=== TASK REQUIREMENTS ===
Present each line of the entries below that holds the word "ffffff".

Data extracted from a collection
____

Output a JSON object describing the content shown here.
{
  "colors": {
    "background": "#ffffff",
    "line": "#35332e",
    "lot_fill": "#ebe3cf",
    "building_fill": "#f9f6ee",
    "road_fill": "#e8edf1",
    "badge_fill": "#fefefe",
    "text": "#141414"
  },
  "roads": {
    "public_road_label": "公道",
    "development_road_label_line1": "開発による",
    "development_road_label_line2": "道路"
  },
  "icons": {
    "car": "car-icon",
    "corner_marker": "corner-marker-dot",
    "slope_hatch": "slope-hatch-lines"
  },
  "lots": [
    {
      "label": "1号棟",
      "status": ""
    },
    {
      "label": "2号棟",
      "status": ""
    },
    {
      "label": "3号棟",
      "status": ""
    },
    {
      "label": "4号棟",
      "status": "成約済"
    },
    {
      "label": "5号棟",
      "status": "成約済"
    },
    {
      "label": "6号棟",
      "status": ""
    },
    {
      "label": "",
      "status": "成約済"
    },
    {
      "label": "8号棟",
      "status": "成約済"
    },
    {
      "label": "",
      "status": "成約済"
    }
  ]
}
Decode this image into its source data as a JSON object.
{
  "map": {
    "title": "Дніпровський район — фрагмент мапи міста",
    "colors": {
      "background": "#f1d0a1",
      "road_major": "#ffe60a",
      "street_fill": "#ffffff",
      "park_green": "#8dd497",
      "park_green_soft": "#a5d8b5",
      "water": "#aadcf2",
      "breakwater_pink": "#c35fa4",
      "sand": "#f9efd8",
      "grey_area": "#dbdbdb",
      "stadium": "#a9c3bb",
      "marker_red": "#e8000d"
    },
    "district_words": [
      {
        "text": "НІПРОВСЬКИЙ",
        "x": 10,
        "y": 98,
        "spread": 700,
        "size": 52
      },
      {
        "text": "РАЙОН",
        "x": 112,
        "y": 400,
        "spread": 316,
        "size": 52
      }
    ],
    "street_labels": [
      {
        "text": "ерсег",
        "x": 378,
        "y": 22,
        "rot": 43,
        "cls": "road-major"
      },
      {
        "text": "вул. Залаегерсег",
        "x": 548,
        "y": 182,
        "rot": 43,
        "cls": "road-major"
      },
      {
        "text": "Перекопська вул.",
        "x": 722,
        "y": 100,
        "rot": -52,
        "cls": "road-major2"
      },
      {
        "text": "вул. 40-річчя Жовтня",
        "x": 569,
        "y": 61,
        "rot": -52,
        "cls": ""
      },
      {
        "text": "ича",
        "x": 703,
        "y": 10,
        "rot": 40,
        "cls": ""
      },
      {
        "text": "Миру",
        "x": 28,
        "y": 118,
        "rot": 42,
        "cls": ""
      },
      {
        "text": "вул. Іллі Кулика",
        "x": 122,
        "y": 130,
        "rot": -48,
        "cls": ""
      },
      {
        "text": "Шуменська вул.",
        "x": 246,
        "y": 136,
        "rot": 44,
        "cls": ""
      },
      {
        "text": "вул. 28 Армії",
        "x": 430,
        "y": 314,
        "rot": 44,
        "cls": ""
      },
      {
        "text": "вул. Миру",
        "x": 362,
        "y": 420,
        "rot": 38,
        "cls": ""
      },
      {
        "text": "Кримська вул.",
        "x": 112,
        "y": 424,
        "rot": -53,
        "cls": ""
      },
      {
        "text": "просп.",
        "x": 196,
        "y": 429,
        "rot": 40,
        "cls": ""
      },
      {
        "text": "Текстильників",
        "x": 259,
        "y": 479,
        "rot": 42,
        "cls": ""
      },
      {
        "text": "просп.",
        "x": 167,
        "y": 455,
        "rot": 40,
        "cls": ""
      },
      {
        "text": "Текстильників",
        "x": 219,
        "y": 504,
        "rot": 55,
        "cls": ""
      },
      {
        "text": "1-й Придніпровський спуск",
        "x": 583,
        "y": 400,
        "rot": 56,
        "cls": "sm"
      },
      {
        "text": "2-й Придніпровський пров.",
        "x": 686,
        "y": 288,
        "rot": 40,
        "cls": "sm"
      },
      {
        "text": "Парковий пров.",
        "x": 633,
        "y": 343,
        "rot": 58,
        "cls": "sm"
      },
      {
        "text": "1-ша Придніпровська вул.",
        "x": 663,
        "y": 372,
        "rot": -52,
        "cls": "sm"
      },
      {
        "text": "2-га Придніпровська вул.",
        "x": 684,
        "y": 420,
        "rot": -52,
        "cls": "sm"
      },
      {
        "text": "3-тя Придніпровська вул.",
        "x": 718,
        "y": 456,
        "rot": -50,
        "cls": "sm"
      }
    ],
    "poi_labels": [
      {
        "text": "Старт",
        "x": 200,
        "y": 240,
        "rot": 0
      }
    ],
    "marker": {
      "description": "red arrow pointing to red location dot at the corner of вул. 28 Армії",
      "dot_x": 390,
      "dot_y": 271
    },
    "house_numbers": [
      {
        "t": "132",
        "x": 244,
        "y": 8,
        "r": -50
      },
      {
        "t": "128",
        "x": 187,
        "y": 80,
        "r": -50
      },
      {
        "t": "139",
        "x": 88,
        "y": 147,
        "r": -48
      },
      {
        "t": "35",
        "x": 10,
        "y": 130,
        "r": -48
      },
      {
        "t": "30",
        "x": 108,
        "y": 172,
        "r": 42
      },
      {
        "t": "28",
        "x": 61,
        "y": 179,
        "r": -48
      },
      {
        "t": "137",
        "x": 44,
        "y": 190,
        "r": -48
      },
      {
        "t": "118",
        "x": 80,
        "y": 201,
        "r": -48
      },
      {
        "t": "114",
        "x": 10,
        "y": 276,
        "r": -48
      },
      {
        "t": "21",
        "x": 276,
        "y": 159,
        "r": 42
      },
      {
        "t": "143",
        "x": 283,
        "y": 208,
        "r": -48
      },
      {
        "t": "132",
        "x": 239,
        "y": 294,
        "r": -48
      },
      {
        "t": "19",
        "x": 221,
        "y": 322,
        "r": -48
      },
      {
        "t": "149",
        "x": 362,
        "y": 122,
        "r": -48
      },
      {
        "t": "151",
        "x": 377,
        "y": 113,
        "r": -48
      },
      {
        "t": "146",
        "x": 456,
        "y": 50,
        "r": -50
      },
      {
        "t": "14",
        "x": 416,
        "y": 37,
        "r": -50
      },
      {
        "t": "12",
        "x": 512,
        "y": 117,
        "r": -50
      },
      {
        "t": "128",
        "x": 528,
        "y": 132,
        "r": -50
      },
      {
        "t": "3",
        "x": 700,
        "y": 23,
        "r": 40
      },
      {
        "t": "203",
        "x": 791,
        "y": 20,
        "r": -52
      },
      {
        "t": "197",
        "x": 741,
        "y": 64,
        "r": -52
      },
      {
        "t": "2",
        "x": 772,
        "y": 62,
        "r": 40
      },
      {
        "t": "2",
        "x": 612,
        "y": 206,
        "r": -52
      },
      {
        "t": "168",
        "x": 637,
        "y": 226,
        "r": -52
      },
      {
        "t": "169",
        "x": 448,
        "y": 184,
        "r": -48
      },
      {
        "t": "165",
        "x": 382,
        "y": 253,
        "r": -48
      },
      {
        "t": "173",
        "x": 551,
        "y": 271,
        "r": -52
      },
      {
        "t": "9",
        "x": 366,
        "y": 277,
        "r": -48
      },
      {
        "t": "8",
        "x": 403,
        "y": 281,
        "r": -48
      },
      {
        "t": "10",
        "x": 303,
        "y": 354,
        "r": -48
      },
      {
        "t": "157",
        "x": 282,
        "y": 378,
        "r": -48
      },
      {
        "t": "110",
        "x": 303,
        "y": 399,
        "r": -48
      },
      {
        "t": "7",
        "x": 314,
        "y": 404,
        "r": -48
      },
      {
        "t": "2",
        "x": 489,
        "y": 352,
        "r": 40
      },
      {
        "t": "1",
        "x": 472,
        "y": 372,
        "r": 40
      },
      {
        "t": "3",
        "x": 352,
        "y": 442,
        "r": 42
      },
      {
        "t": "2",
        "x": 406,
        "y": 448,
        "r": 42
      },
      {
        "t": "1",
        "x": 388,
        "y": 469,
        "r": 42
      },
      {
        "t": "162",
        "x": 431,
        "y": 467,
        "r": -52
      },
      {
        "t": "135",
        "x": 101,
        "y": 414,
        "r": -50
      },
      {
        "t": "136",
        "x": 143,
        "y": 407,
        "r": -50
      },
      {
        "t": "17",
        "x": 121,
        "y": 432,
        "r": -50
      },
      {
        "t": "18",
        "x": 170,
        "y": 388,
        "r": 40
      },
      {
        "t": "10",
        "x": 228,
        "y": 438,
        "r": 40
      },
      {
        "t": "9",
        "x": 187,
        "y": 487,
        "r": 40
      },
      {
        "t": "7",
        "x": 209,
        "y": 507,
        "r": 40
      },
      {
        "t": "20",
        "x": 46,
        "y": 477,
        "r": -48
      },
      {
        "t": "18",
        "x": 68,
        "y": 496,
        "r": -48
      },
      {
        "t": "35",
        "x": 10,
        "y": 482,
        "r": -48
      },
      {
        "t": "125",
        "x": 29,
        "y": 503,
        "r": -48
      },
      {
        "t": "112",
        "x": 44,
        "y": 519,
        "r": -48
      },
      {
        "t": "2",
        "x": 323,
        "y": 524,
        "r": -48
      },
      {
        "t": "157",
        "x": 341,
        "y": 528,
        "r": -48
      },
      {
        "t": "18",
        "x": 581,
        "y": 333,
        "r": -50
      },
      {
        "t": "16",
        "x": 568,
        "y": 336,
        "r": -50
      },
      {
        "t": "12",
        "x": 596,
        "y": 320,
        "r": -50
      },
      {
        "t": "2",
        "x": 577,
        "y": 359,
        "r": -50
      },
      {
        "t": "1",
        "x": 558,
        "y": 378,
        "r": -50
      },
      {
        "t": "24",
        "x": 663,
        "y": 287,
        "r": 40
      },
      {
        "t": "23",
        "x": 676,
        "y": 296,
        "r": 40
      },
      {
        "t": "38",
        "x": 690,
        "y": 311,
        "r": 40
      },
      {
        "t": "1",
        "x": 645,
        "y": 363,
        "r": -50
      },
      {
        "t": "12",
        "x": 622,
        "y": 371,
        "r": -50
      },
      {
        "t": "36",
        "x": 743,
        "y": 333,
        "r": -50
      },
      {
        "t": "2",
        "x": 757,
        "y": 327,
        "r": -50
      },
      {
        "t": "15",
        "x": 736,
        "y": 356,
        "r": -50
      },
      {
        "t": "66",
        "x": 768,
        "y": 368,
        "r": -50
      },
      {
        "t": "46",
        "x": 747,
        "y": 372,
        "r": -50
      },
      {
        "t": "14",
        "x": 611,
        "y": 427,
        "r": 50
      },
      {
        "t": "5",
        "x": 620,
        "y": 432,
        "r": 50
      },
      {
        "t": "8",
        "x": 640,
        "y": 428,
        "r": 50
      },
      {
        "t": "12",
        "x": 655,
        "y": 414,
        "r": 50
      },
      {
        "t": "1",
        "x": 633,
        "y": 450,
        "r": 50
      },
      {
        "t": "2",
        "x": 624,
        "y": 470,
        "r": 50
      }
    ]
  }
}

____

=== SOLUTION TO THE PROBLEM ===
    "background": "#ffffff",
      "street_fill": "#ffffff",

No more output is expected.